Extracts from a graphics dataset:
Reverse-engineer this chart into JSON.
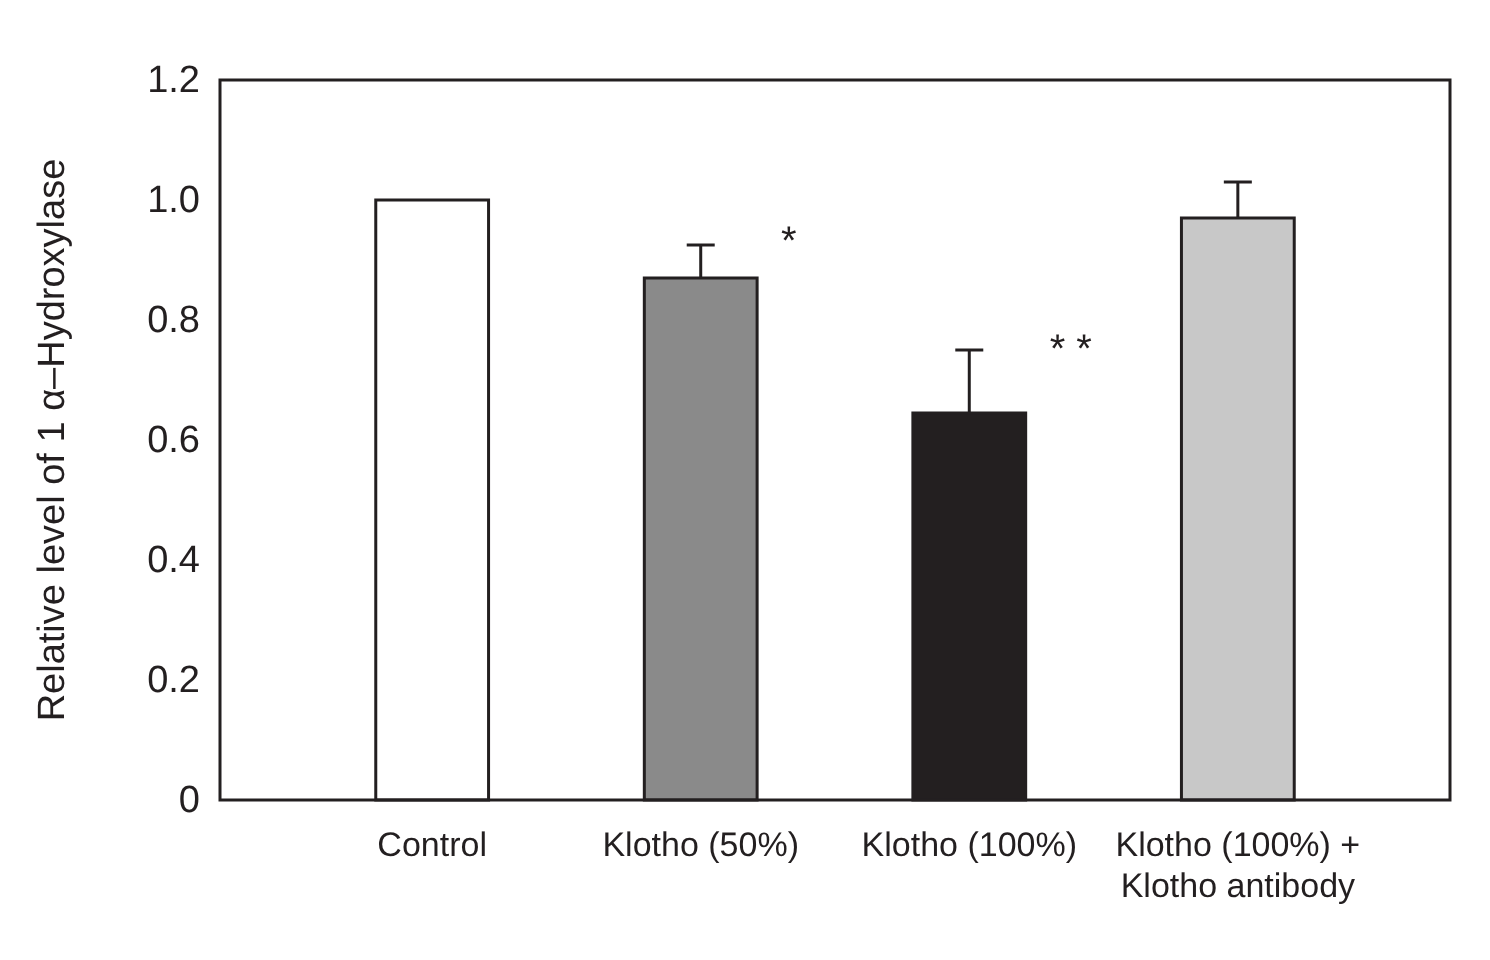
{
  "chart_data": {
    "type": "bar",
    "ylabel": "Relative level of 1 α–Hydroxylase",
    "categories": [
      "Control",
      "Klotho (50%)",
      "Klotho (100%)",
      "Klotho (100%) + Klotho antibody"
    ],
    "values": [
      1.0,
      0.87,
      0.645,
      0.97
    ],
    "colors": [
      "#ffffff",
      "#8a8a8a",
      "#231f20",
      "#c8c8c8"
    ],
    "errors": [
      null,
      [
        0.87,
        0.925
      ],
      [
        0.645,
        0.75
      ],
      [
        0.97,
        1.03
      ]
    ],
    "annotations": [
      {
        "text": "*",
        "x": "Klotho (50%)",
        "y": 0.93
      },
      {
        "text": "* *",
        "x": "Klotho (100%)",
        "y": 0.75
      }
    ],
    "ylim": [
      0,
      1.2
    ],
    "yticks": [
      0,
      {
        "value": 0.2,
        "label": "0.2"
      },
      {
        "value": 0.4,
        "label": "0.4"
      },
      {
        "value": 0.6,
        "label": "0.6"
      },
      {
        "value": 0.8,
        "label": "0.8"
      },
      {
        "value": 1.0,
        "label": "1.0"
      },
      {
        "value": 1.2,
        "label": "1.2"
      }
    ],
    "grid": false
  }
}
...
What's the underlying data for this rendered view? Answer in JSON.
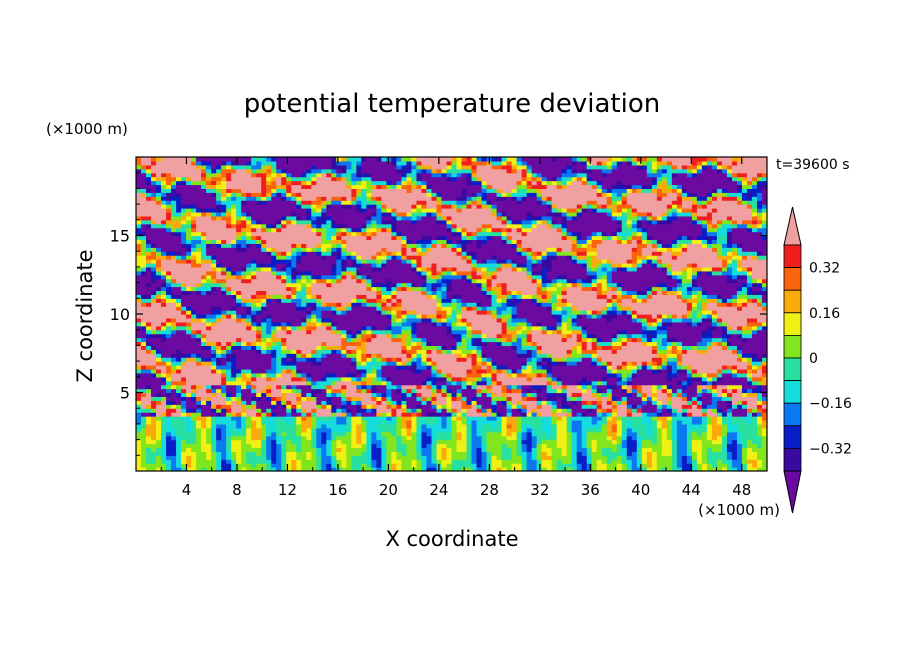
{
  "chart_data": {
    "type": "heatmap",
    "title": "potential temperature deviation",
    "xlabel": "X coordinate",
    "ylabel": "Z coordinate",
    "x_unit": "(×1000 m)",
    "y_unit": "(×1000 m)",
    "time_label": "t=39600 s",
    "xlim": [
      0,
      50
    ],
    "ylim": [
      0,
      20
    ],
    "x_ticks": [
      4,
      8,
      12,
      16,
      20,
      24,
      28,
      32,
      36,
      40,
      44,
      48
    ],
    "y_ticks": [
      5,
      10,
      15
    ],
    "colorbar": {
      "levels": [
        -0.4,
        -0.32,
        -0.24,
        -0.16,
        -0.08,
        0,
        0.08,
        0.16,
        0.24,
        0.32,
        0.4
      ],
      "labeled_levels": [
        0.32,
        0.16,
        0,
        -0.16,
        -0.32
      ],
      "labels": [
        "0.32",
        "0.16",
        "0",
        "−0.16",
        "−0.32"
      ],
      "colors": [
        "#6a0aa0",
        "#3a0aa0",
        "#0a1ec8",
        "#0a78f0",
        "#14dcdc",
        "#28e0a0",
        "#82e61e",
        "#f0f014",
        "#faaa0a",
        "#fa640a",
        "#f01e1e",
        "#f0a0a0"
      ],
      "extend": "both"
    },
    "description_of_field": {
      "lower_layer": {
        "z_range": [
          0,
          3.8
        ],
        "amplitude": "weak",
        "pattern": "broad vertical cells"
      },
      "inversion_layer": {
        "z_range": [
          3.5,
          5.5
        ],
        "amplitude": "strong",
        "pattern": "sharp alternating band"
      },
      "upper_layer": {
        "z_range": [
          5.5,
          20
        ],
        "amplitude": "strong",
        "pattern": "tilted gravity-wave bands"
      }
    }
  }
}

TASK DETAILS: Whenever a line in the entries holds the word "JSON", copy that line.

RESULT:
Reverse-engineer this chart into JSON.
What's the underlying data for this rendered view? Answer in JSON.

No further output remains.